_Stated exercise:_
Transcribe the material exactly. Images do not belong in the copy.

_Data records:_
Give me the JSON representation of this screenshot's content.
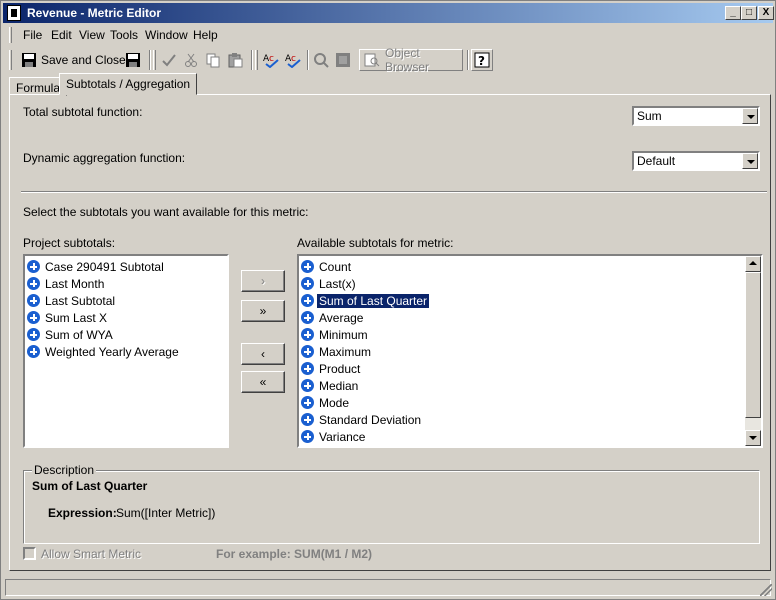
{
  "window": {
    "title": "Revenue - Metric Editor",
    "minimize_glyph": "_",
    "maximize_glyph": "□",
    "close_glyph": "X"
  },
  "menu": {
    "items": [
      "File",
      "Edit",
      "View",
      "Tools",
      "Window",
      "Help"
    ]
  },
  "toolbar": {
    "save_close_label": "Save and Close",
    "object_browser_label": "Object Browser"
  },
  "tabs": [
    {
      "label": "Formula",
      "active": false
    },
    {
      "label": "Subtotals / Aggregation",
      "active": true
    }
  ],
  "subtotals": {
    "total_subtotal_label": "Total subtotal function:",
    "total_subtotal_value": "Sum",
    "dynamic_agg_label": "Dynamic aggregation function:",
    "dynamic_agg_value": "Default",
    "instruction": "Select the subtotals you want available for this metric:",
    "project_label": "Project subtotals:",
    "project_items": [
      "Case 290491 Subtotal",
      "Last Month",
      "Last Subtotal",
      "Sum Last X",
      "Sum of WYA",
      "Weighted Yearly Average"
    ],
    "available_label": "Available subtotals for metric:",
    "available_items": [
      "Count",
      "Last(x)",
      "Sum of Last Quarter",
      "Average",
      "Minimum",
      "Maximum",
      "Product",
      "Median",
      "Mode",
      "Standard Deviation",
      "Variance"
    ],
    "selected_available": "Sum of Last Quarter",
    "buttons": {
      "add": "›",
      "add_all": "»",
      "remove": "‹",
      "remove_all": "«"
    }
  },
  "description": {
    "group_label": "Description",
    "name": "Sum of Last Quarter",
    "expression_label": "Expression:",
    "expression_value": "Sum([Inter Metric])"
  },
  "smart_metric": {
    "label": "Allow Smart Metric",
    "example": "For example: SUM(M1 / M2)"
  },
  "colors": {
    "accent": "#0a246a",
    "face": "#d4d0c8",
    "plus_icon": "#1a5fd0"
  }
}
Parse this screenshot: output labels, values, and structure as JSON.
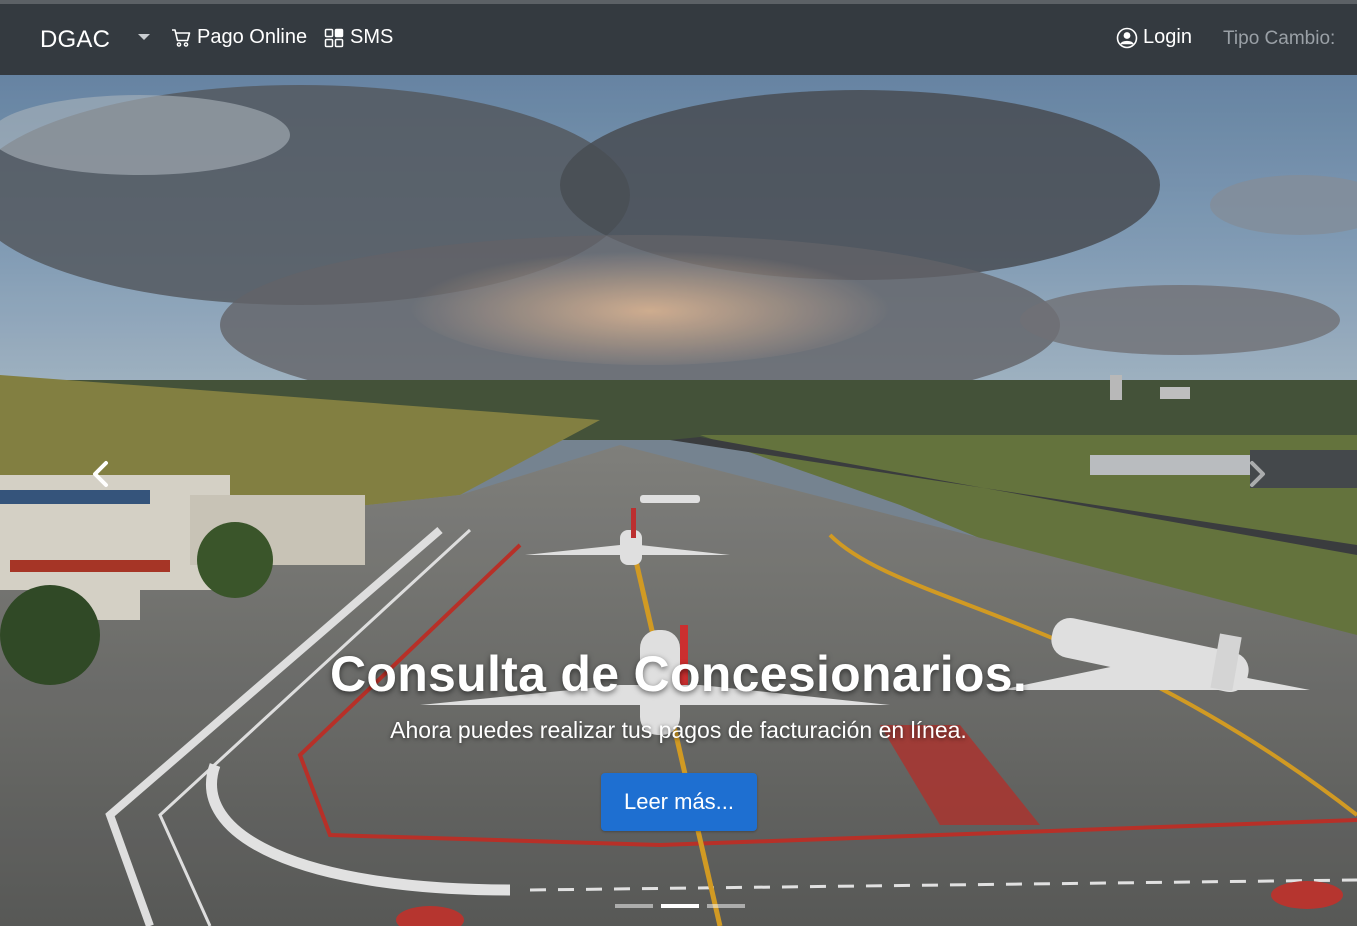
{
  "navbar": {
    "brand": "DGAC",
    "links": {
      "pago": "Pago Online",
      "sms": "SMS",
      "login": "Login"
    },
    "exchange_label": "Tipo Cambio:"
  },
  "carousel": {
    "slide": {
      "title": "Consulta de Concesionarios.",
      "subtitle": "Ahora puedes realizar tus pagos de facturación en línea.",
      "button": "Leer más..."
    },
    "indicator_count": 3,
    "active_indicator": 1
  },
  "icons": {
    "caret": "chevron-down-icon",
    "pago": "cart-icon",
    "sms": "grid-icon",
    "login": "user-circle-icon",
    "prev": "chevron-left-icon",
    "next": "chevron-right-icon"
  },
  "colors": {
    "navbar": "#343a40",
    "button": "#1e6fd1",
    "muted_text": "#9aa0a6"
  }
}
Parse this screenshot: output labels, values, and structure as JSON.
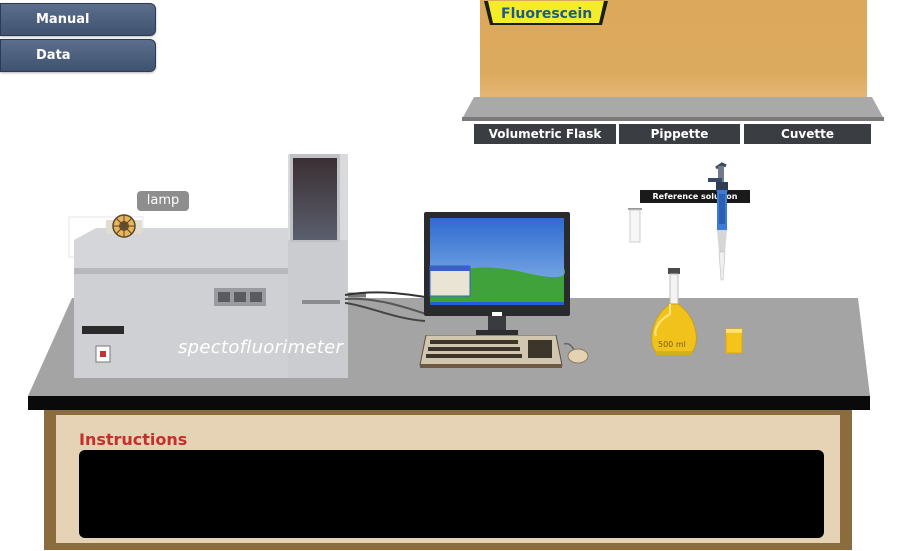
{
  "nav": {
    "manual_label": "Manual",
    "data_label": "Data"
  },
  "shelf": {
    "sample_tab": "Fluorescein",
    "buttons": [
      "Volumetric Flask",
      "Pippette",
      "Cuvette"
    ]
  },
  "lab": {
    "lamp_label": "lamp",
    "instrument_label": "spectofluorimeter",
    "reference_label": "Reference solution",
    "flask_label": "500 ml"
  },
  "instructions": {
    "title": "Instructions",
    "text": ""
  },
  "colors": {
    "nav_button": "#4a5d7a",
    "shelf_panel": "#dca95c",
    "bench_top": "#a6a6a6",
    "cabinet_frame": "#8a6c3e",
    "cabinet_panel": "#e6d2b4",
    "instructions_title": "#c4302b",
    "fluorescein": "#f5c518"
  }
}
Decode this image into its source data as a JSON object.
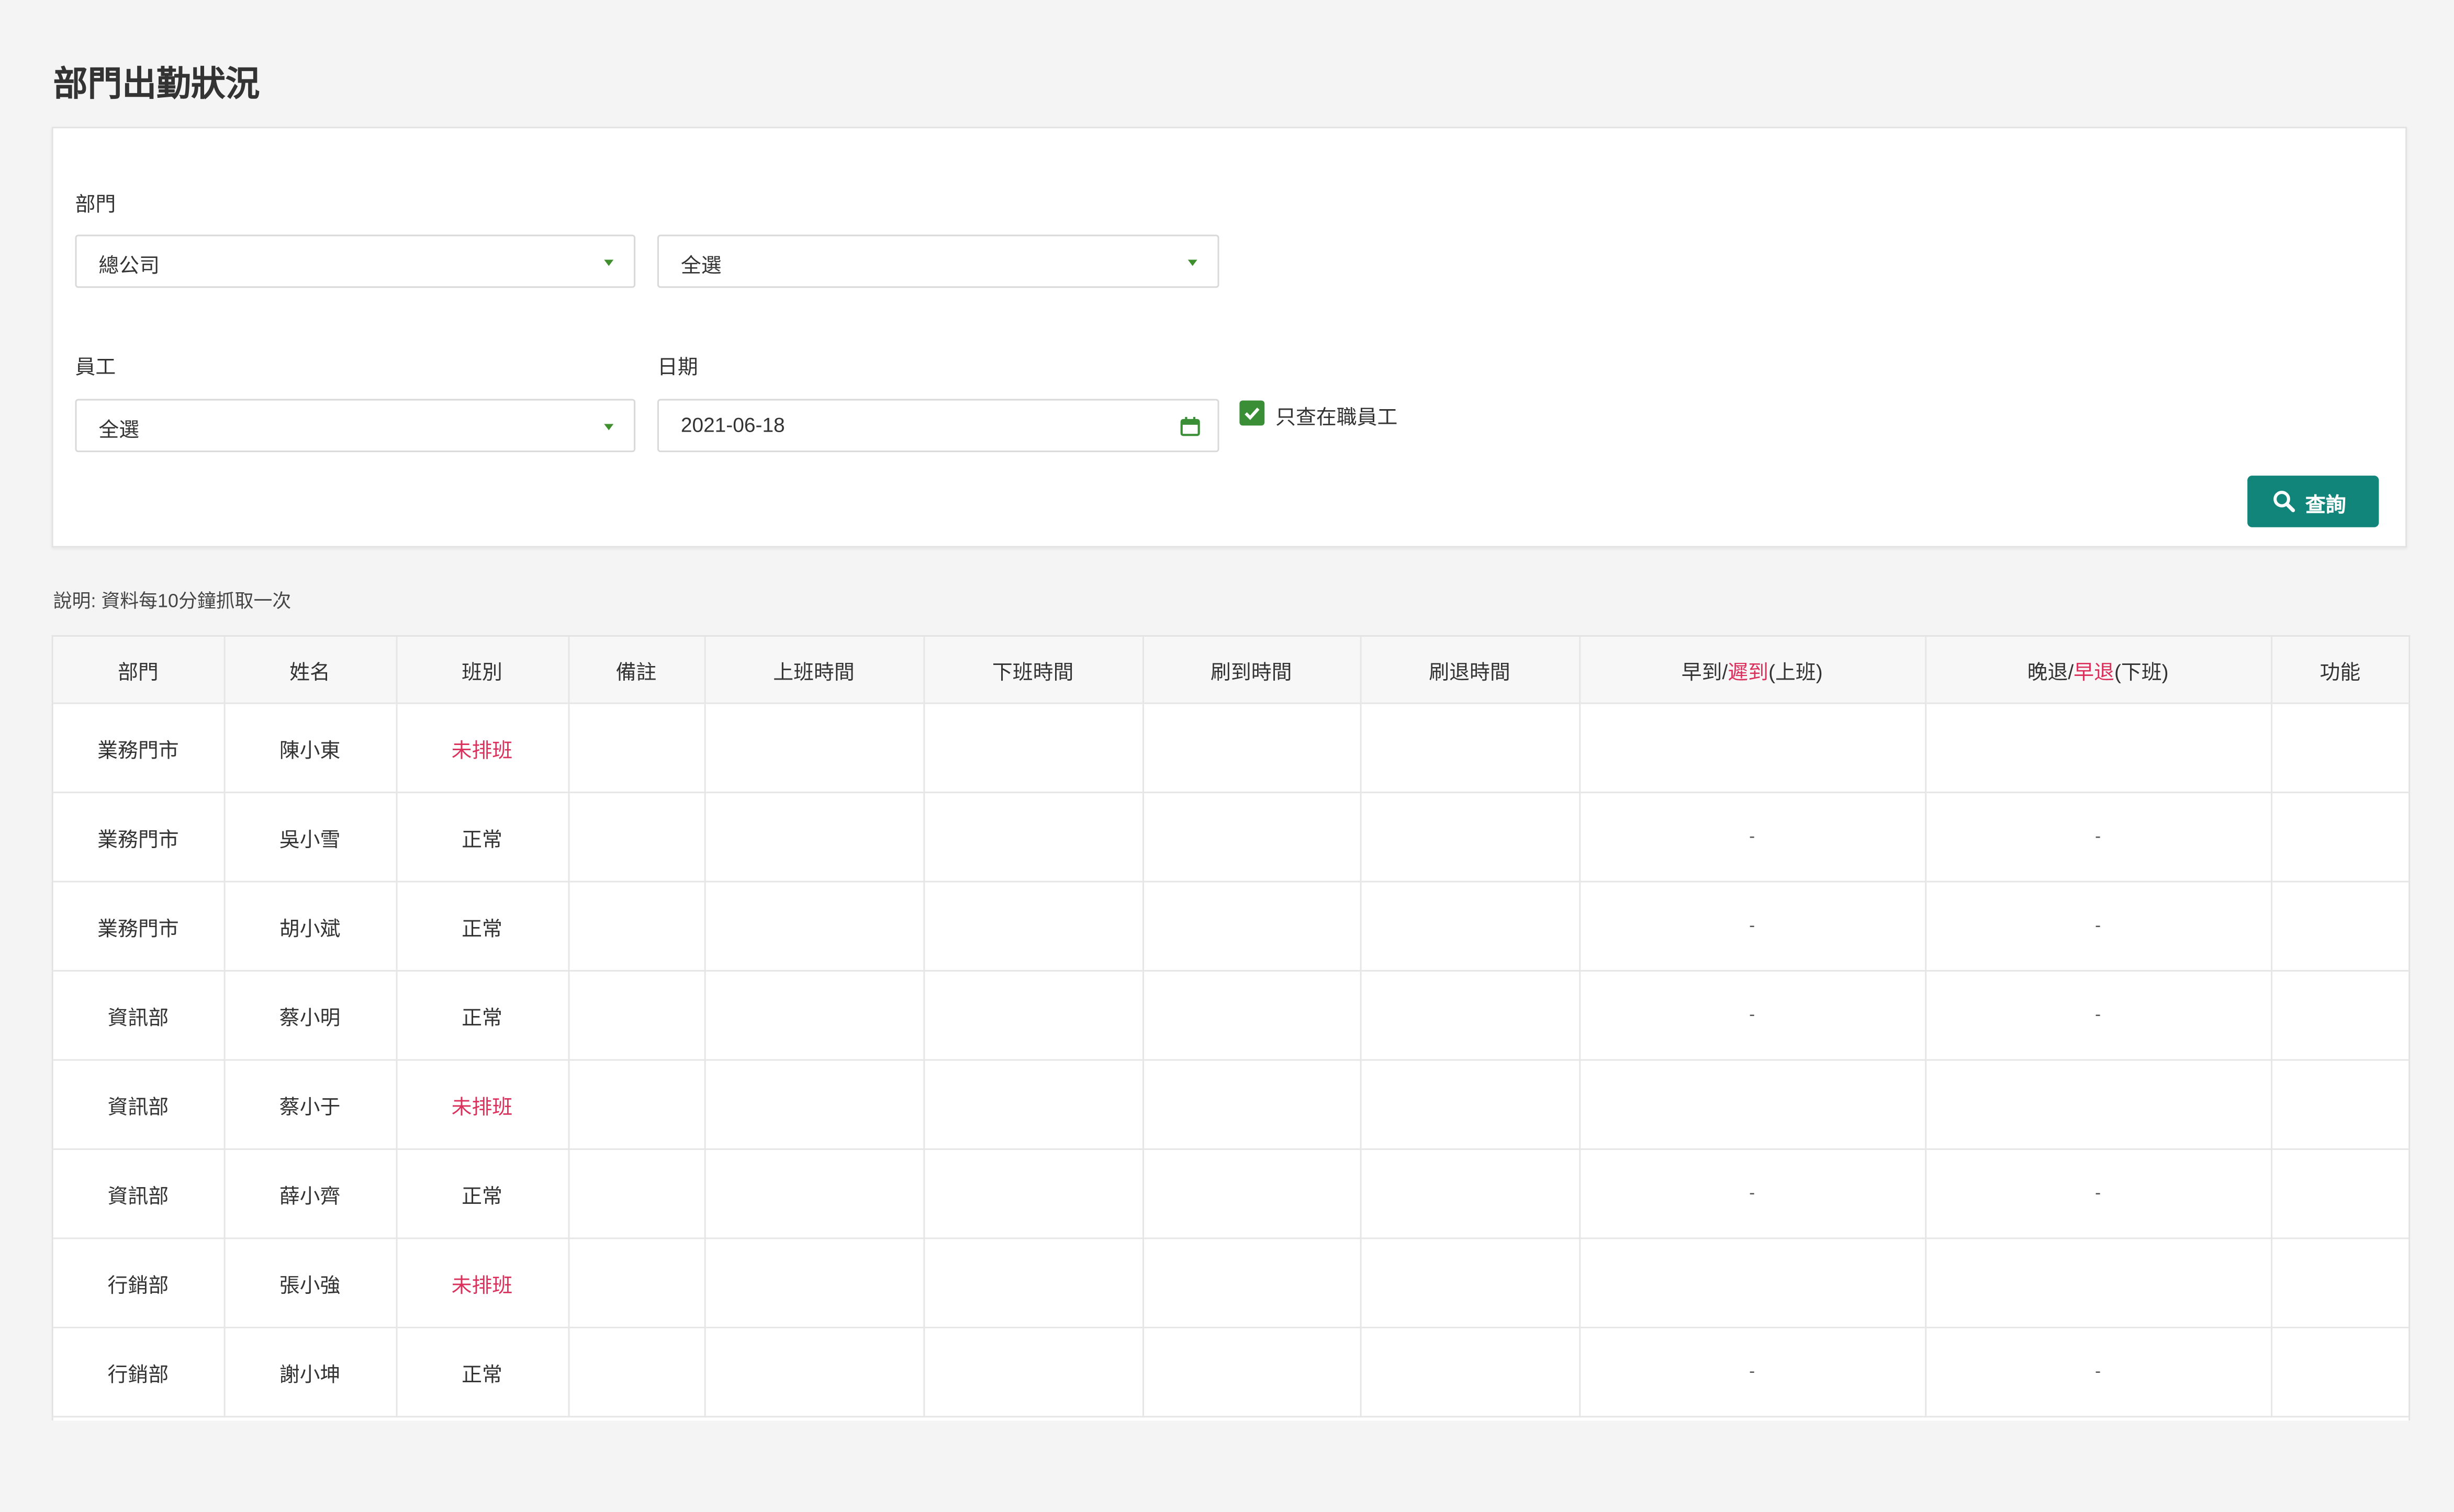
{
  "page": {
    "title": "部門出勤狀況"
  },
  "filters": {
    "department_label": "部門",
    "department_value": "總公司",
    "sub_department_value": "全選",
    "employee_label": "員工",
    "employee_value": "全選",
    "date_label": "日期",
    "date_value": "2021-06-18",
    "only_active_label": "只查在職員工",
    "only_active_checked": true,
    "query_button": "查詢"
  },
  "note": "說明: 資料每10分鐘抓取一次",
  "table": {
    "headers": {
      "dept": "部門",
      "name": "姓名",
      "shift": "班別",
      "remark": "備註",
      "start_time": "上班時間",
      "end_time": "下班時間",
      "clock_in": "刷到時間",
      "clock_out": "刷退時間",
      "early_late_a": "早到/",
      "early_late_b": "遲到",
      "early_late_c": "(上班)",
      "late_early_a": "晚退/",
      "late_early_b": "早退",
      "late_early_c": "(下班)",
      "action": "功能"
    },
    "rows": [
      {
        "dept": "業務門市",
        "name": "陳小東",
        "shift": "未排班",
        "unscheduled": true,
        "early_late": "",
        "late_early": ""
      },
      {
        "dept": "業務門市",
        "name": "吳小雪",
        "shift": "正常",
        "unscheduled": false,
        "early_late": "-",
        "late_early": "-"
      },
      {
        "dept": "業務門市",
        "name": "胡小斌",
        "shift": "正常",
        "unscheduled": false,
        "early_late": "-",
        "late_early": "-"
      },
      {
        "dept": "資訊部",
        "name": "蔡小明",
        "shift": "正常",
        "unscheduled": false,
        "early_late": "-",
        "late_early": "-"
      },
      {
        "dept": "資訊部",
        "name": "蔡小于",
        "shift": "未排班",
        "unscheduled": true,
        "early_late": "",
        "late_early": ""
      },
      {
        "dept": "資訊部",
        "name": "薛小齊",
        "shift": "正常",
        "unscheduled": false,
        "early_late": "-",
        "late_early": "-"
      },
      {
        "dept": "行銷部",
        "name": "張小強",
        "shift": "未排班",
        "unscheduled": true,
        "early_late": "",
        "late_early": ""
      },
      {
        "dept": "行銷部",
        "name": "謝小坤",
        "shift": "正常",
        "unscheduled": false,
        "early_late": "-",
        "late_early": "-"
      }
    ]
  },
  "colors": {
    "accent_green": "#3a8e36",
    "button_teal": "#11857a",
    "unscheduled_red": "#d9315b"
  }
}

_Response:_
Give me the JSON representation of this screenshot's content.
{
  "window": {
    "title": "Revenue - Metric Editor",
    "minimize_glyph": "_",
    "maximize_glyph": "□",
    "close_glyph": "X"
  },
  "menu": {
    "items": [
      "File",
      "Edit",
      "View",
      "Tools",
      "Window",
      "Help"
    ]
  },
  "toolbar": {
    "save_close_label": "Save and Close",
    "object_browser_label": "Object Browser"
  },
  "tabs": [
    {
      "label": "Formula",
      "active": false
    },
    {
      "label": "Subtotals / Aggregation",
      "active": true
    }
  ],
  "subtotals": {
    "total_subtotal_label": "Total subtotal function:",
    "total_subtotal_value": "Sum",
    "dynamic_agg_label": "Dynamic aggregation function:",
    "dynamic_agg_value": "Default",
    "instruction": "Select the subtotals you want available for this metric:",
    "project_label": "Project subtotals:",
    "project_items": [
      "Case 290491 Subtotal",
      "Last Month",
      "Last Subtotal",
      "Sum Last X",
      "Sum of WYA",
      "Weighted Yearly Average"
    ],
    "available_label": "Available subtotals for metric:",
    "available_items": [
      "Count",
      "Last(x)",
      "Sum of Last Quarter",
      "Average",
      "Minimum",
      "Maximum",
      "Product",
      "Median",
      "Mode",
      "Standard Deviation",
      "Variance"
    ],
    "selected_available": "Sum of Last Quarter",
    "buttons": {
      "add": "›",
      "add_all": "»",
      "remove": "‹",
      "remove_all": "«"
    }
  },
  "description": {
    "group_label": "Description",
    "name": "Sum of Last Quarter",
    "expression_label": "Expression:",
    "expression_value": "Sum([Inter Metric])"
  },
  "smart_metric": {
    "label": "Allow Smart Metric",
    "example": "For example: SUM(M1 / M2)"
  },
  "colors": {
    "accent": "#0a246a",
    "face": "#d4d0c8",
    "plus_icon": "#1a5fd0"
  }
}
Parse this screenshot: output labels, values, and structure as JSON.
{
  "navbar": {
    "brand": "DGAC",
    "links": {
      "pago": "Pago Online",
      "sms": "SMS",
      "login": "Login"
    },
    "exchange_label": "Tipo Cambio:"
  },
  "carousel": {
    "slide": {
      "title": "Consulta de Concesionarios.",
      "subtitle": "Ahora puedes realizar tus pagos de facturación en línea.",
      "button": "Leer más..."
    },
    "indicator_count": 3,
    "active_indicator": 1
  },
  "icons": {
    "caret": "chevron-down-icon",
    "pago": "cart-icon",
    "sms": "grid-icon",
    "login": "user-circle-icon",
    "prev": "chevron-left-icon",
    "next": "chevron-right-icon"
  },
  "colors": {
    "navbar": "#343a40",
    "button": "#1e6fd1",
    "muted_text": "#9aa0a6"
  }
}
Parse this screenshot: output labels, values, and structure as JSON.
{
  "nav": {
    "manual_label": "Manual",
    "data_label": "Data"
  },
  "shelf": {
    "sample_tab": "Fluorescein",
    "buttons": [
      "Volumetric Flask",
      "Pippette",
      "Cuvette"
    ]
  },
  "lab": {
    "lamp_label": "lamp",
    "instrument_label": "spectofluorimeter",
    "reference_label": "Reference solution",
    "flask_label": "500 ml"
  },
  "instructions": {
    "title": "Instructions",
    "text": ""
  },
  "colors": {
    "nav_button": "#4a5d7a",
    "shelf_panel": "#dca95c",
    "bench_top": "#a6a6a6",
    "cabinet_frame": "#8a6c3e",
    "cabinet_panel": "#e6d2b4",
    "instructions_title": "#c4302b",
    "fluorescein": "#f5c518"
  }
}
Decode this image into its source data as a JSON object.
{
  "page": {
    "title": "部門出勤狀況"
  },
  "filters": {
    "department_label": "部門",
    "department_value": "總公司",
    "sub_department_value": "全選",
    "employee_label": "員工",
    "employee_value": "全選",
    "date_label": "日期",
    "date_value": "2021-06-18",
    "only_active_label": "只查在職員工",
    "only_active_checked": true,
    "query_button": "查詢"
  },
  "note": "說明: 資料每10分鐘抓取一次",
  "table": {
    "headers": {
      "dept": "部門",
      "name": "姓名",
      "shift": "班別",
      "remark": "備註",
      "start_time": "上班時間",
      "end_time": "下班時間",
      "clock_in": "刷到時間",
      "clock_out": "刷退時間",
      "early_late_a": "早到/",
      "early_late_b": "遲到",
      "early_late_c": "(上班)",
      "late_early_a": "晚退/",
      "late_early_b": "早退",
      "late_early_c": "(下班)",
      "action": "功能"
    },
    "rows": [
      {
        "dept": "業務門市",
        "name": "陳小東",
        "shift": "未排班",
        "unscheduled": true,
        "early_late": "",
        "late_early": ""
      },
      {
        "dept": "業務門市",
        "name": "吳小雪",
        "shift": "正常",
        "unscheduled": false,
        "early_late": "-",
        "late_early": "-"
      },
      {
        "dept": "業務門市",
        "name": "胡小斌",
        "shift": "正常",
        "unscheduled": false,
        "early_late": "-",
        "late_early": "-"
      },
      {
        "dept": "資訊部",
        "name": "蔡小明",
        "shift": "正常",
        "unscheduled": false,
        "early_late": "-",
        "late_early": "-"
      },
      {
        "dept": "資訊部",
        "name": "蔡小于",
        "shift": "未排班",
        "unscheduled": true,
        "early_late": "",
        "late_early": ""
      },
      {
        "dept": "資訊部",
        "name": "薛小齊",
        "shift": "正常",
        "unscheduled": false,
        "early_late": "-",
        "late_early": "-"
      },
      {
        "dept": "行銷部",
        "name": "張小強",
        "shift": "未排班",
        "unscheduled": true,
        "early_late": "",
        "late_early": ""
      },
      {
        "dept": "行銷部",
        "name": "謝小坤",
        "shift": "正常",
        "unscheduled": false,
        "early_late": "-",
        "late_early": "-"
      }
    ]
  },
  "colors": {
    "accent_green": "#3a8e36",
    "button_teal": "#11857a",
    "unscheduled_red": "#d9315b"
  }
}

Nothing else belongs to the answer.